> _Set task_
Write out each entry, exactly the way it appears.

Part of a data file
# # # # # # #

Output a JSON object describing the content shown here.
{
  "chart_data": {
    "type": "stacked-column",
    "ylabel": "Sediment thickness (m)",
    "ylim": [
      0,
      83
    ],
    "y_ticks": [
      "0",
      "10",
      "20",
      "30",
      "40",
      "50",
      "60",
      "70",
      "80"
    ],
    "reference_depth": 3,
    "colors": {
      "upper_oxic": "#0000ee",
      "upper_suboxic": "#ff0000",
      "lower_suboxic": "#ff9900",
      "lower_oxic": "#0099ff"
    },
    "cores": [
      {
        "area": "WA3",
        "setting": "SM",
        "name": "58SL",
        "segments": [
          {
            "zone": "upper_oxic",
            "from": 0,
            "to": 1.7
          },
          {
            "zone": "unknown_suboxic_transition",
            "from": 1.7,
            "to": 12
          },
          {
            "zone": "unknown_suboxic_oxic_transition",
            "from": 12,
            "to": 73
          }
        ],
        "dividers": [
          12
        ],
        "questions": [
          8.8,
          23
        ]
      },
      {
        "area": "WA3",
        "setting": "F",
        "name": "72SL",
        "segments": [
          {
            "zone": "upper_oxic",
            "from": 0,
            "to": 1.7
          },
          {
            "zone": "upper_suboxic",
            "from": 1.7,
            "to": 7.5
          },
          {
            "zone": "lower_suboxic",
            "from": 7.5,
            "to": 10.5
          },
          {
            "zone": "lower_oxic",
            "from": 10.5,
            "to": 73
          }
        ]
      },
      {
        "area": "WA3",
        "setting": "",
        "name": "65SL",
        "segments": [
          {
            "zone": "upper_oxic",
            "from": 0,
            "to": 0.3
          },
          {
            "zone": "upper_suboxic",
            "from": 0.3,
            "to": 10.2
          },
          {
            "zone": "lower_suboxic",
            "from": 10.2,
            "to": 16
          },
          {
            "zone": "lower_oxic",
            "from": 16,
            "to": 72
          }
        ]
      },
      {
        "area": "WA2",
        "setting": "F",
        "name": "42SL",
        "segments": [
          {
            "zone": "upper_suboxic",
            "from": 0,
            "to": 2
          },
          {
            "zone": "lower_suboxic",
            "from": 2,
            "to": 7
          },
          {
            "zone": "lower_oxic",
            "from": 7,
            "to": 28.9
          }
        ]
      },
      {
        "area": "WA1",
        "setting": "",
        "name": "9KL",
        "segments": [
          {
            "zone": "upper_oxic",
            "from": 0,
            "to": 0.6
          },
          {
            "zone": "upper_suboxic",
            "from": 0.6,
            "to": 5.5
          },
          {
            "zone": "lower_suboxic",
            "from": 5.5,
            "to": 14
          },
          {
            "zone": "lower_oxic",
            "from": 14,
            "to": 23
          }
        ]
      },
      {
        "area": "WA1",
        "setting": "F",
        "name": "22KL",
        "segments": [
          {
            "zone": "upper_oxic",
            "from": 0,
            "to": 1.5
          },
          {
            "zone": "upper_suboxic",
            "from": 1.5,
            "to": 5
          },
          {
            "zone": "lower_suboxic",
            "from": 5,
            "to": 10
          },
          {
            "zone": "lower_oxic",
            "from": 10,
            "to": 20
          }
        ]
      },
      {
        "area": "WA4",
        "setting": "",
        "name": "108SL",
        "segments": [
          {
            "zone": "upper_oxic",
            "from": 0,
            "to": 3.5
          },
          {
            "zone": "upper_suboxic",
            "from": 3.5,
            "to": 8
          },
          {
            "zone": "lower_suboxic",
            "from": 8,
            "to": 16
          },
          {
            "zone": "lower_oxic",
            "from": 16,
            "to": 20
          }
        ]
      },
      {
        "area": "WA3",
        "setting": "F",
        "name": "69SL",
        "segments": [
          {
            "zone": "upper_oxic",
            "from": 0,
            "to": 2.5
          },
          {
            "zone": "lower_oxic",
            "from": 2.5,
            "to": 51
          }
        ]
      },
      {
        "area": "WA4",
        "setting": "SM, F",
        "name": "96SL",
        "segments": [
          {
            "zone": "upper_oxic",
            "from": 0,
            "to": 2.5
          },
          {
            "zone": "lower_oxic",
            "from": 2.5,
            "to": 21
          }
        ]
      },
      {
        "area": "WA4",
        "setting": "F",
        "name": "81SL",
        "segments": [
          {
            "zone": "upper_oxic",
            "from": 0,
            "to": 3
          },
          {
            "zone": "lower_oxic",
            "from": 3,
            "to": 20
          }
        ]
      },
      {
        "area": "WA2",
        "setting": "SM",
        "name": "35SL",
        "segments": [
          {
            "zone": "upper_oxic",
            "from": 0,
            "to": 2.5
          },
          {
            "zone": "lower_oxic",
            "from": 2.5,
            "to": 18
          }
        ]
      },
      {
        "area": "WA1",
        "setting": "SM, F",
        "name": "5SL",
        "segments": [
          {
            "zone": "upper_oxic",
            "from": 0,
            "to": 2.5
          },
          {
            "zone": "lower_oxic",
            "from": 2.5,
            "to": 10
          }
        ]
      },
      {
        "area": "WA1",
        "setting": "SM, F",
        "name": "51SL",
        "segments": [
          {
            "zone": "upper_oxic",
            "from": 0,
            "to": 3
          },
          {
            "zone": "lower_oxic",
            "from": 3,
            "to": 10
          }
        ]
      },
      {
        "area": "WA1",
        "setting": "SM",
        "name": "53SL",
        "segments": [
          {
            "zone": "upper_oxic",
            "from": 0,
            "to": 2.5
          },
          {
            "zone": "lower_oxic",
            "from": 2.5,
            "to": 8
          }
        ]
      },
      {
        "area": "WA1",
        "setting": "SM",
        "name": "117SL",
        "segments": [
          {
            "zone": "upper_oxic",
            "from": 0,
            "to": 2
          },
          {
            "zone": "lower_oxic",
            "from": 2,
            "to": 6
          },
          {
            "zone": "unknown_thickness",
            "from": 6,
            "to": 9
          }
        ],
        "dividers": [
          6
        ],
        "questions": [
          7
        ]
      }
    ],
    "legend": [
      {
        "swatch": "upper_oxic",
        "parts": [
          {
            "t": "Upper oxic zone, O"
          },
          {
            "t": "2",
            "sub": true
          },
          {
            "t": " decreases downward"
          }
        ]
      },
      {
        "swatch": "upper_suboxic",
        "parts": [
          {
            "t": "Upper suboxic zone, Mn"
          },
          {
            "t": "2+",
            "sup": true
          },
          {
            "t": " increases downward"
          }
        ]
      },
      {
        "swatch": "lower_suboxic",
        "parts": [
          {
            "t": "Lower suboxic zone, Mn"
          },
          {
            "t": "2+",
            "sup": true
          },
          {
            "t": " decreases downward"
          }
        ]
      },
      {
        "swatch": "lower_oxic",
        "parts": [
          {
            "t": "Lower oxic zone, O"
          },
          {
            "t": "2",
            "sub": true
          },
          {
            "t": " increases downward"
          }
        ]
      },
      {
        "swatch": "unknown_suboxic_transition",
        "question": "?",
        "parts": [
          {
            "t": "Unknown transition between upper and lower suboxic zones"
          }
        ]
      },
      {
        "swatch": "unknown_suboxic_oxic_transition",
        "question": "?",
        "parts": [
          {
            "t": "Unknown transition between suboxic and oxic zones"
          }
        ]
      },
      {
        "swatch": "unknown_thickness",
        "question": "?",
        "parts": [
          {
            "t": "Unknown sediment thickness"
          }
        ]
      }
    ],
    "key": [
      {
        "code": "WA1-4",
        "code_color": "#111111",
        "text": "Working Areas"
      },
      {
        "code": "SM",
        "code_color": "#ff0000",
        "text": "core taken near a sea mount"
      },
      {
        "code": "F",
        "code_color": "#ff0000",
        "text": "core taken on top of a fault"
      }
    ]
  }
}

# # # # # # #

> _Solution to this problem_
Output a JSON object describing the content shown here.
{
  "chart_data": {
    "type": "stacked-column",
    "ylabel": "Sediment thickness (m)",
    "ylim": [
      0,
      83
    ],
    "y_ticks": [
      "0",
      "10",
      "20",
      "30",
      "40",
      "50",
      "60",
      "70",
      "80"
    ],
    "reference_depth": 3,
    "colors": {
      "upper_oxic": "#0000ee",
      "upper_suboxic": "#ff0000",
      "lower_suboxic": "#ff9900",
      "lower_oxic": "#0099ff"
    },
    "cores": [
      {
        "area": "WA3",
        "setting": "SM",
        "name": "58SL",
        "segments": [
          {
            "zone": "upper_oxic",
            "from": 0,
            "to": 1.7
          },
          {
            "zone": "unknown_suboxic_transition",
            "from": 1.7,
            "to": 12
          },
          {
            "zone": "unknown_suboxic_oxic_transition",
            "from": 12,
            "to": 73
          }
        ],
        "dividers": [
          12
        ],
        "questions": [
          8.8,
          23
        ]
      },
      {
        "area": "WA3",
        "setting": "F",
        "name": "72SL",
        "segments": [
          {
            "zone": "upper_oxic",
            "from": 0,
            "to": 1.7
          },
          {
            "zone": "upper_suboxic",
            "from": 1.7,
            "to": 7.5
          },
          {
            "zone": "lower_suboxic",
            "from": 7.5,
            "to": 10.5
          },
          {
            "zone": "lower_oxic",
            "from": 10.5,
            "to": 73
          }
        ]
      },
      {
        "area": "WA3",
        "setting": "",
        "name": "65SL",
        "segments": [
          {
            "zone": "upper_oxic",
            "from": 0,
            "to": 0.3
          },
          {
            "zone": "upper_suboxic",
            "from": 0.3,
            "to": 10.2
          },
          {
            "zone": "lower_suboxic",
            "from": 10.2,
            "to": 16
          },
          {
            "zone": "lower_oxic",
            "from": 16,
            "to": 72
          }
        ]
      },
      {
        "area": "WA2",
        "setting": "F",
        "name": "42SL",
        "segments": [
          {
            "zone": "upper_suboxic",
            "from": 0,
            "to": 2
          },
          {
            "zone": "lower_suboxic",
            "from": 2,
            "to": 7
          },
          {
            "zone": "lower_oxic",
            "from": 7,
            "to": 28.9
          }
        ]
      },
      {
        "area": "WA1",
        "setting": "",
        "name": "9KL",
        "segments": [
          {
            "zone": "upper_oxic",
            "from": 0,
            "to": 0.6
          },
          {
            "zone": "upper_suboxic",
            "from": 0.6,
            "to": 5.5
          },
          {
            "zone": "lower_suboxic",
            "from": 5.5,
            "to": 14
          },
          {
            "zone": "lower_oxic",
            "from": 14,
            "to": 23
          }
        ]
      },
      {
        "area": "WA1",
        "setting": "F",
        "name": "22KL",
        "segments": [
          {
            "zone": "upper_oxic",
            "from": 0,
            "to": 1.5
          },
          {
            "zone": "upper_suboxic",
            "from": 1.5,
            "to": 5
          },
          {
            "zone": "lower_suboxic",
            "from": 5,
            "to": 10
          },
          {
            "zone": "lower_oxic",
            "from": 10,
            "to": 20
          }
        ]
      },
      {
        "area": "WA4",
        "setting": "",
        "name": "108SL",
        "segments": [
          {
            "zone": "upper_oxic",
            "from": 0,
            "to": 3.5
          },
          {
            "zone": "upper_suboxic",
            "from": 3.5,
            "to": 8
          },
          {
            "zone": "lower_suboxic",
            "from": 8,
            "to": 16
          },
          {
            "zone": "lower_oxic",
            "from": 16,
            "to": 20
          }
        ]
      },
      {
        "area": "WA3",
        "setting": "F",
        "name": "69SL",
        "segments": [
          {
            "zone": "upper_oxic",
            "from": 0,
            "to": 2.5
          },
          {
            "zone": "lower_oxic",
            "from": 2.5,
            "to": 51
          }
        ]
      },
      {
        "area": "WA4",
        "setting": "SM, F",
        "name": "96SL",
        "segments": [
          {
            "zone": "upper_oxic",
            "from": 0,
            "to": 2.5
          },
          {
            "zone": "lower_oxic",
            "from": 2.5,
            "to": 21
          }
        ]
      },
      {
        "area": "WA4",
        "setting": "F",
        "name": "81SL",
        "segments": [
          {
            "zone": "upper_oxic",
            "from": 0,
            "to": 3
          },
          {
            "zone": "lower_oxic",
            "from": 3,
            "to": 20
          }
        ]
      },
      {
        "area": "WA2",
        "setting": "SM",
        "name": "35SL",
        "segments": [
          {
            "zone": "upper_oxic",
            "from": 0,
            "to": 2.5
          },
          {
            "zone": "lower_oxic",
            "from": 2.5,
            "to": 18
          }
        ]
      },
      {
        "area": "WA1",
        "setting": "SM, F",
        "name": "5SL",
        "segments": [
          {
            "zone": "upper_oxic",
            "from": 0,
            "to": 2.5
          },
          {
            "zone": "lower_oxic",
            "from": 2.5,
            "to": 10
          }
        ]
      },
      {
        "area": "WA1",
        "setting": "SM, F",
        "name": "51SL",
        "segments": [
          {
            "zone": "upper_oxic",
            "from": 0,
            "to": 3
          },
          {
            "zone": "lower_oxic",
            "from": 3,
            "to": 10
          }
        ]
      },
      {
        "area": "WA1",
        "setting": "SM",
        "name": "53SL",
        "segments": [
          {
            "zone": "upper_oxic",
            "from": 0,
            "to": 2.5
          },
          {
            "zone": "lower_oxic",
            "from": 2.5,
            "to": 8
          }
        ]
      },
      {
        "area": "WA1",
        "setting": "SM",
        "name": "117SL",
        "segments": [
          {
            "zone": "upper_oxic",
            "from": 0,
            "to": 2
          },
          {
            "zone": "lower_oxic",
            "from": 2,
            "to": 6
          },
          {
            "zone": "unknown_thickness",
            "from": 6,
            "to": 9
          }
        ],
        "dividers": [
          6
        ],
        "questions": [
          7
        ]
      }
    ],
    "legend": [
      {
        "swatch": "upper_oxic",
        "parts": [
          {
            "t": "Upper oxic zone, O"
          },
          {
            "t": "2",
            "sub": true
          },
          {
            "t": " decreases downward"
          }
        ]
      },
      {
        "swatch": "upper_suboxic",
        "parts": [
          {
            "t": "Upper suboxic zone, Mn"
          },
          {
            "t": "2+",
            "sup": true
          },
          {
            "t": " increases downward"
          }
        ]
      },
      {
        "swatch": "lower_suboxic",
        "parts": [
          {
            "t": "Lower suboxic zone, Mn"
          },
          {
            "t": "2+",
            "sup": true
          },
          {
            "t": " decreases downward"
          }
        ]
      },
      {
        "swatch": "lower_oxic",
        "parts": [
          {
            "t": "Lower oxic zone, O"
          },
          {
            "t": "2",
            "sub": true
          },
          {
            "t": " increases downward"
          }
        ]
      },
      {
        "swatch": "unknown_suboxic_transition",
        "question": "?",
        "parts": [
          {
            "t": "Unknown transition between upper and lower suboxic zones"
          }
        ]
      },
      {
        "swatch": "unknown_suboxic_oxic_transition",
        "question": "?",
        "parts": [
          {
            "t": "Unknown transition between suboxic and oxic zones"
          }
        ]
      },
      {
        "swatch": "unknown_thickness",
        "question": "?",
        "parts": [
          {
            "t": "Unknown sediment thickness"
          }
        ]
      }
    ],
    "key": [
      {
        "code": "WA1-4",
        "code_color": "#111111",
        "text": "Working Areas"
      },
      {
        "code": "SM",
        "code_color": "#ff0000",
        "text": "core taken near a sea mount"
      },
      {
        "code": "F",
        "code_color": "#ff0000",
        "text": "core taken on top of a fault"
      }
    ]
  }
}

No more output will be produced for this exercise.